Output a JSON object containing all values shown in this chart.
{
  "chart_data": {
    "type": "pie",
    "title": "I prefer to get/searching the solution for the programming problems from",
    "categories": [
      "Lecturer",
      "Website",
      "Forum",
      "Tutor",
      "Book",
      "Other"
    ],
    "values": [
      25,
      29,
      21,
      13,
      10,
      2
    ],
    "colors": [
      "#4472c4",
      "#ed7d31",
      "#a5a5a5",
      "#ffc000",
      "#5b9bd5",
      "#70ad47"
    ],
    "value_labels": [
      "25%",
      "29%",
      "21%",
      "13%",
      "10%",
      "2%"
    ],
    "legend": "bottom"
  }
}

=====

TASK PROMPT: In the records above, find each line holding "values" and copy it.

TASK RESULT:
Output a JSON object containing all values shown in this chart.
    "values": [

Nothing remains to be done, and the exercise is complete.